* _DATA PROVIDED_
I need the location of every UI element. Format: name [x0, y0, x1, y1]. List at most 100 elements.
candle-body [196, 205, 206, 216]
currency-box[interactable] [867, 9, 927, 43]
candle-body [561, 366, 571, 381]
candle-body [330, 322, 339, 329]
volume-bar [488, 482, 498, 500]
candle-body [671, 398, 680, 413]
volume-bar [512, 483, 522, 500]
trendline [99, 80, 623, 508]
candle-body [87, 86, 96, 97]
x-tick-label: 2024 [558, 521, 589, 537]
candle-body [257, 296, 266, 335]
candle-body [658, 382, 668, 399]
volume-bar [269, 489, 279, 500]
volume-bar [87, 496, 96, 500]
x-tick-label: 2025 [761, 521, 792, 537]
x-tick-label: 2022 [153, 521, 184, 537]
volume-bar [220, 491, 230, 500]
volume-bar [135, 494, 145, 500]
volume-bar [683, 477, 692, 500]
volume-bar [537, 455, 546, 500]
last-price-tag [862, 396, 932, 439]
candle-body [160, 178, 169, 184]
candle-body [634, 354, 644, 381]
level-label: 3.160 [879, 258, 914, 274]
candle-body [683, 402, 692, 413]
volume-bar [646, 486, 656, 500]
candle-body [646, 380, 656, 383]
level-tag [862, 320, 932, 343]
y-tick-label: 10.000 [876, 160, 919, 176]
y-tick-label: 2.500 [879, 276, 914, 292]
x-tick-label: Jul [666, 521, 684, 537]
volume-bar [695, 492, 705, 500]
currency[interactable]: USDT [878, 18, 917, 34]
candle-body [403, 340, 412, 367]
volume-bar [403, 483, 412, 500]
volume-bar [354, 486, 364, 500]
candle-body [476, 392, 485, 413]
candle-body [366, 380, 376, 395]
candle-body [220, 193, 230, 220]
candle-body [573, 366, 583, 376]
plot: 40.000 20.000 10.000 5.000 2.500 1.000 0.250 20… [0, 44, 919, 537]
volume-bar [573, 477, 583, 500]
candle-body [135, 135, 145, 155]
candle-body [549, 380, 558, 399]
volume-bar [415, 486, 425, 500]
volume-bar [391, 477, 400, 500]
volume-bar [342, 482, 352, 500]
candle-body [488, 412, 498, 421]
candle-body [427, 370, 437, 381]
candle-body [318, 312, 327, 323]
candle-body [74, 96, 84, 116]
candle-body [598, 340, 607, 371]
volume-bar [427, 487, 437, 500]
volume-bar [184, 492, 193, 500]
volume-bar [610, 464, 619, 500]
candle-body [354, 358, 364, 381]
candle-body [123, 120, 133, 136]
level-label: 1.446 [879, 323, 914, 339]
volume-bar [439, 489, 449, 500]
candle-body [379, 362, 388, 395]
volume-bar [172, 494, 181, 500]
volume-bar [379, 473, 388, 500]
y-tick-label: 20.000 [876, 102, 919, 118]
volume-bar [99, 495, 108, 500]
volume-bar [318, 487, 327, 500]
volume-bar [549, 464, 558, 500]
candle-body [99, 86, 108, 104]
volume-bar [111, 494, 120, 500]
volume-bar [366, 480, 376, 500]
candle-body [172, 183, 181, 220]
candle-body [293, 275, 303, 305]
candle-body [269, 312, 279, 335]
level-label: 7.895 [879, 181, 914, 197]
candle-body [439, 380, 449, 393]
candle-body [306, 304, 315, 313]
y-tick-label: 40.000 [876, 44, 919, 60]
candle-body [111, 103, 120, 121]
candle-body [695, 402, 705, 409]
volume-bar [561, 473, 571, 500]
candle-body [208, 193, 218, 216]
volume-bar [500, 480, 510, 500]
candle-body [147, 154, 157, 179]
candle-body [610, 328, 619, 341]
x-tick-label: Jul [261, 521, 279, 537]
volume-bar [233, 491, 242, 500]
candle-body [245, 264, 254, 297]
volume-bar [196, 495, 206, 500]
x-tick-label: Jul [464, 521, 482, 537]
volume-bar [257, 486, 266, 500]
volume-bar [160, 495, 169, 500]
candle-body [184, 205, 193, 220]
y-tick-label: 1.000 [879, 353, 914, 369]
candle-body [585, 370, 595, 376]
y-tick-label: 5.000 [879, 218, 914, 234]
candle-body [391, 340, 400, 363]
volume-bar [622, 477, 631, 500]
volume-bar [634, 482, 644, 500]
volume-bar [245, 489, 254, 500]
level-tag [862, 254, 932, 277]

* _SHORT PROBLEM_
Render every line of the records above as a Markdown table with two columns, Row and Line: the row number in the first and the line in the second. Leave out blank lines.

* _TASK SOLUTION_
| Row | Line |
|---|---|
| 1 | I need the location of every UI element. Format: name [x0, y0, x1, y1]. List at most 100 elements. |
| 2 | candle-body [196, 205, 206, 216] |
| 3 | currency-box[interactable] [867, 9, 927, 43] |
| 4 | candle-body [561, 366, 571, 381] |
| 5 | candle-body [330, 322, 339, 329] |
| 6 | volume-bar [488, 482, 498, 500] |
| 7 | candle-body [671, 398, 680, 413] |
| 8 | volume-bar [512, 483, 522, 500] |
| 9 | trendline [99, 80, 623, 508] |
| 10 | candle-body [87, 86, 96, 97] |
| 11 | x-tick-label: 2024 [558, 521, 589, 537] |
| 12 | candle-body [257, 296, 266, 335] |
| 13 | candle-body [658, 382, 668, 399] |
| 14 | volume-bar [269, 489, 279, 500] |
| 15 | volume-bar [87, 496, 96, 500] |
| 16 | x-tick-label: 2025 [761, 521, 792, 537] |
| 17 | x-tick-label: 2022 [153, 521, 184, 537] |
| 18 | volume-bar [220, 491, 230, 500] |
| 19 | volume-bar [135, 494, 145, 500] |
| 20 | volume-bar [683, 477, 692, 500] |
| 21 | volume-bar [537, 455, 546, 500] |
| 22 | last-price-tag [862, 396, 932, 439] |
| 23 | candle-body [160, 178, 169, 184] |
| 24 | candle-body [634, 354, 644, 381] |
| 25 | level-label: 3.160 [879, 258, 914, 274] |
| 26 | candle-body [683, 402, 692, 413] |
| 27 | volume-bar [646, 486, 656, 500] |
| 28 | candle-body [646, 380, 656, 383] |
| 29 | level-tag [862, 320, 932, 343] |
| 30 | y-tick-label: 10.000 [876, 160, 919, 176] |
| 31 | y-tick-label: 2.500 [879, 276, 914, 292] |
| 32 | x-tick-label: Jul [666, 521, 684, 537] |
| 33 | volume-bar [695, 492, 705, 500] |
| 34 | currency[interactable]: USDT [878, 18, 917, 34] |
| 35 | candle-body [403, 340, 412, 367] |
| 36 | volume-bar [403, 483, 412, 500] |
| 37 | volume-bar [354, 486, 364, 500] |
| 38 | candle-body [476, 392, 485, 413] |
| 39 | candle-body [366, 380, 376, 395] |
| 40 | candle-body [220, 193, 230, 220] |
| 41 | candle-body [573, 366, 583, 376] |
| 42 | plot: 40.000 20.000 10.000 5.000 2.500 1.000 0.250 20… [0, 44, 919, 537] |
| 43 | volume-bar [573, 477, 583, 500] |
| 44 | candle-body [135, 135, 145, 155] |
| 45 | candle-body [549, 380, 558, 399] |
| 46 | volume-bar [415, 486, 425, 500] |
| 47 | volume-bar [391, 477, 400, 500] |
| 48 | volume-bar [342, 482, 352, 500] |
| 49 | candle-body [488, 412, 498, 421] |
| 50 | candle-body [427, 370, 437, 381] |
| 51 | candle-body [318, 312, 327, 323] |
| 52 | candle-body [74, 96, 84, 116] |
| 53 | candle-body [598, 340, 607, 371] |
| 54 | volume-bar [427, 487, 437, 500] |
| 55 | volume-bar [184, 492, 193, 500] |
| 56 | volume-bar [610, 464, 619, 500] |
| 57 | candle-body [354, 358, 364, 381] |
| 58 | candle-body [123, 120, 133, 136] |
| 59 | level-label: 1.446 [879, 323, 914, 339] |
| 60 | volume-bar [439, 489, 449, 500] |
| 61 | candle-body [379, 362, 388, 395] |
| 62 | volume-bar [172, 494, 181, 500] |
| 63 | volume-bar [379, 473, 388, 500] |
| 64 | y-tick-label: 20.000 [876, 102, 919, 118] |
| 65 | volume-bar [99, 495, 108, 500] |
| 66 | volume-bar [318, 487, 327, 500] |
| 67 | volume-bar [549, 464, 558, 500] |
| 68 | candle-body [99, 86, 108, 104] |
| 69 | volume-bar [111, 494, 120, 500] |
| 70 | volume-bar [366, 480, 376, 500] |
| 71 | candle-body [172, 183, 181, 220] |
| 72 | candle-body [293, 275, 303, 305] |
| 73 | candle-body [269, 312, 279, 335] |
| 74 | level-label: 7.895 [879, 181, 914, 197] |
| 75 | candle-body [439, 380, 449, 393] |
| 76 | candle-body [306, 304, 315, 313] |
| 77 | y-tick-label: 40.000 [876, 44, 919, 60] |
| 78 | candle-body [111, 103, 120, 121] |
| 79 | candle-body [695, 402, 705, 409] |
| 80 | volume-bar [561, 473, 571, 500] |
| 81 | candle-body [208, 193, 218, 216] |
| 82 | volume-bar [500, 480, 510, 500] |
| 83 | candle-body [147, 154, 157, 179] |
| 84 | candle-body [610, 328, 619, 341] |
| 85 | x-tick-label: Jul [261, 521, 279, 537] |
| 86 | volume-bar [233, 491, 242, 500] |
| 87 | candle-body [245, 264, 254, 297] |
| 88 | volume-bar [196, 495, 206, 500] |
| 89 | x-tick-label: Jul [464, 521, 482, 537] |
| 90 | volume-bar [257, 486, 266, 500] |
| 91 | volume-bar [160, 495, 169, 500] |
| 92 | candle-body [184, 205, 193, 220] |
| 93 | y-tick-label: 1.000 [879, 353, 914, 369] |
| 94 | candle-body [585, 370, 595, 376] |
| 95 | y-tick-label: 5.000 [879, 218, 914, 234] |
| 96 | candle-body [391, 340, 400, 363] |
| 97 | volume-bar [622, 477, 631, 500] |
| 98 | volume-bar [634, 482, 644, 500] |
| 99 | volume-bar [245, 489, 254, 500] |
| 100 | level-tag [862, 254, 932, 277] |